### Task details
Copy the data below exactly.

====== Data listing ======

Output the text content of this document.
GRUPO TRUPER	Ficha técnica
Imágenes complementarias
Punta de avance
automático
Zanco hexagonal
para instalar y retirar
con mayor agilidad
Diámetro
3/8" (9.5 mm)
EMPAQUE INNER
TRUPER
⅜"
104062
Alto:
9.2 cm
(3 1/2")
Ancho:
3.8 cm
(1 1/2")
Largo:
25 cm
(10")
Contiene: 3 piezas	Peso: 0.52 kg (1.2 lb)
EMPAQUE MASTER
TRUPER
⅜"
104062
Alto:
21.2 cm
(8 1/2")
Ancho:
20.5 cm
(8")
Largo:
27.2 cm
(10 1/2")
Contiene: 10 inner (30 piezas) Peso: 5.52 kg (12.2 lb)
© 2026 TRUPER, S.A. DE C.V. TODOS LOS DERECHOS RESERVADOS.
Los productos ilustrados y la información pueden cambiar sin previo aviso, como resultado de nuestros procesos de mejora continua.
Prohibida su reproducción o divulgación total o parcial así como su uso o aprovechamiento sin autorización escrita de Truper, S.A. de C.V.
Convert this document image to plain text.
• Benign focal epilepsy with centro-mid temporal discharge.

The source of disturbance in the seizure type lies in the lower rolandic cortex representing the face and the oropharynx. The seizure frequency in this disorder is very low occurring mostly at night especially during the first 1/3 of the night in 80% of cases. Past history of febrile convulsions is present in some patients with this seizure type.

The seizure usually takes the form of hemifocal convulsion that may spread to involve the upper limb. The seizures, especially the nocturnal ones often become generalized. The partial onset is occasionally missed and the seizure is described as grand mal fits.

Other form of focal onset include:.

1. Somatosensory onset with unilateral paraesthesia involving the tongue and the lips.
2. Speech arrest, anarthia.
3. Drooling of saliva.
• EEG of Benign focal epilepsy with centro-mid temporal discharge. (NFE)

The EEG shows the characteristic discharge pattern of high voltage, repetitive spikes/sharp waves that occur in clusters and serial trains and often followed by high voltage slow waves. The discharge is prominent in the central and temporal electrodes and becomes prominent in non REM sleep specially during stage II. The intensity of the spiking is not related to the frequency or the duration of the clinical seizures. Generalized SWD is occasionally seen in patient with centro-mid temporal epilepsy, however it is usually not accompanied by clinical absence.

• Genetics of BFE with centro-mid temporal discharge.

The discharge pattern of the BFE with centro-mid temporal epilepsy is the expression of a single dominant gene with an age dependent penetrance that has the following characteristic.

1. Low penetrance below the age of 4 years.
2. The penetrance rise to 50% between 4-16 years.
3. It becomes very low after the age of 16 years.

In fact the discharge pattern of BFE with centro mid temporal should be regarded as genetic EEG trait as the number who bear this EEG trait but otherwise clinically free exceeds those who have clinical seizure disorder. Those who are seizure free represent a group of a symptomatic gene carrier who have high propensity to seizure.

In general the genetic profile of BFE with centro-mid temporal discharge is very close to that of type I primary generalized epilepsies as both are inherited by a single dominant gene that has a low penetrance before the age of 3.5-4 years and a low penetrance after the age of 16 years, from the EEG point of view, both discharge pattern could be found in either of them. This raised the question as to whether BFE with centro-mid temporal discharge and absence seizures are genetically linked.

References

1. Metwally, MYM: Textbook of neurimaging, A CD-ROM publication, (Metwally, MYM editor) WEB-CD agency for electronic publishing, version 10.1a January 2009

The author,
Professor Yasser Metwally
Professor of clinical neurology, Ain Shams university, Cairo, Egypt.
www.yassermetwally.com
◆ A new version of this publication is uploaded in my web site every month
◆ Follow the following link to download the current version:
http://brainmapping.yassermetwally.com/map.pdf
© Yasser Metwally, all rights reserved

======

### Response box
Output the text content of this document.
GRUPO TRUPER	Ficha técnica
Imágenes complementarias
Punta de avance
automático
Zanco hexagonal
para instalar y retirar
con mayor agilidad
Diámetro
3/8" (9.5 mm)
EMPAQUE INNER
TRUPER
⅜"
104062
Alto:
9.2 cm
(3 1/2")
Ancho:
3.8 cm
(1 1/2")
Largo:
25 cm
(10")
Contiene: 3 piezas	Peso: 0.52 kg (1.2 lb)
EMPAQUE MASTER
TRUPER
⅜"
104062
Alto:
21.2 cm
(8 1/2")
Ancho:
20.5 cm
(8")
Largo:
27.2 cm
(10 1/2")
Contiene: 10 inner (30 piezas) Peso: 5.52 kg (12.2 lb)
© 2026 TRUPER, S.A. DE C.V. TODOS LOS DERECHOS RESERVADOS.
Los productos ilustrados y la información pueden cambiar sin previo aviso, como resultado de nuestros procesos de mejora continua.
Prohibida su reproducción o divulgación total o parcial así como su uso o aprovechamiento sin autorización escrita de Truper, S.A. de C.V.
Convert this document image to plain text.
• Benign focal epilepsy with centro-mid temporal discharge.

The source of disturbance in the seizure type lies in the lower rolandic cortex representing the face and the oropharynx. The seizure frequency in this disorder is very low occurring mostly at night especially during the first 1/3 of the night in 80% of cases. Past history of febrile convulsions is present in some patients with this seizure type.

The seizure usually takes the form of hemifocal convulsion that may spread to involve the upper limb. The seizures, especially the nocturnal ones often become generalized. The partial onset is occasionally missed and the seizure is described as grand mal fits.

Other form of focal onset include:.

1. Somatosensory onset with unilateral paraesthesia involving the tongue and the lips.
2. Speech arrest, anarthia.
3. Drooling of saliva.
• EEG of Benign focal epilepsy with centro-mid temporal discharge. (NFE)

The EEG shows the characteristic discharge pattern of high voltage, repetitive spikes/sharp waves that occur in clusters and serial trains and often followed by high voltage slow waves. The discharge is prominent in the central and temporal electrodes and becomes prominent in non REM sleep specially during stage II. The intensity of the spiking is not related to the frequency or the duration of the clinical seizures. Generalized SWD is occasionally seen in patient with centro-mid temporal epilepsy, however it is usually not accompanied by clinical absence.

• Genetics of BFE with centro-mid temporal discharge.

The discharge pattern of the BFE with centro-mid temporal epilepsy is the expression of a single dominant gene with an age dependent penetrance that has the following characteristic.

1. Low penetrance below the age of 4 years.
2. The penetrance rise to 50% between 4-16 years.
3. It becomes very low after the age of 16 years.

In fact the discharge pattern of BFE with centro mid temporal should be regarded as genetic EEG trait as the number who bear this EEG trait but otherwise clinically free exceeds those who have clinical seizure disorder. Those who are seizure free represent a group of a symptomatic gene carrier who have high propensity to seizure.

In general the genetic profile of BFE with centro-mid temporal discharge is very close to that of type I primary generalized epilepsies as both are inherited by a single dominant gene that has a low penetrance before the age of 3.5-4 years and a low penetrance after the age of 16 years, from the EEG point of view, both discharge pattern could be found in either of them. This raised the question as to whether BFE with centro-mid temporal discharge and absence seizures are genetically linked.

References

1. Metwally, MYM: Textbook of neurimaging, A CD-ROM publication, (Metwally, MYM editor) WEB-CD agency for electronic publishing, version 10.1a January 2009

The author,
Professor Yasser Metwally
Professor of clinical neurology, Ain Shams university, Cairo, Egypt.
www.yassermetwally.com
◆ A new version of this publication is uploaded in my web site every month
◆ Follow the following link to download the current version:
http://brainmapping.yassermetwally.com/map.pdf
© Yasser Metwally, all rights reserved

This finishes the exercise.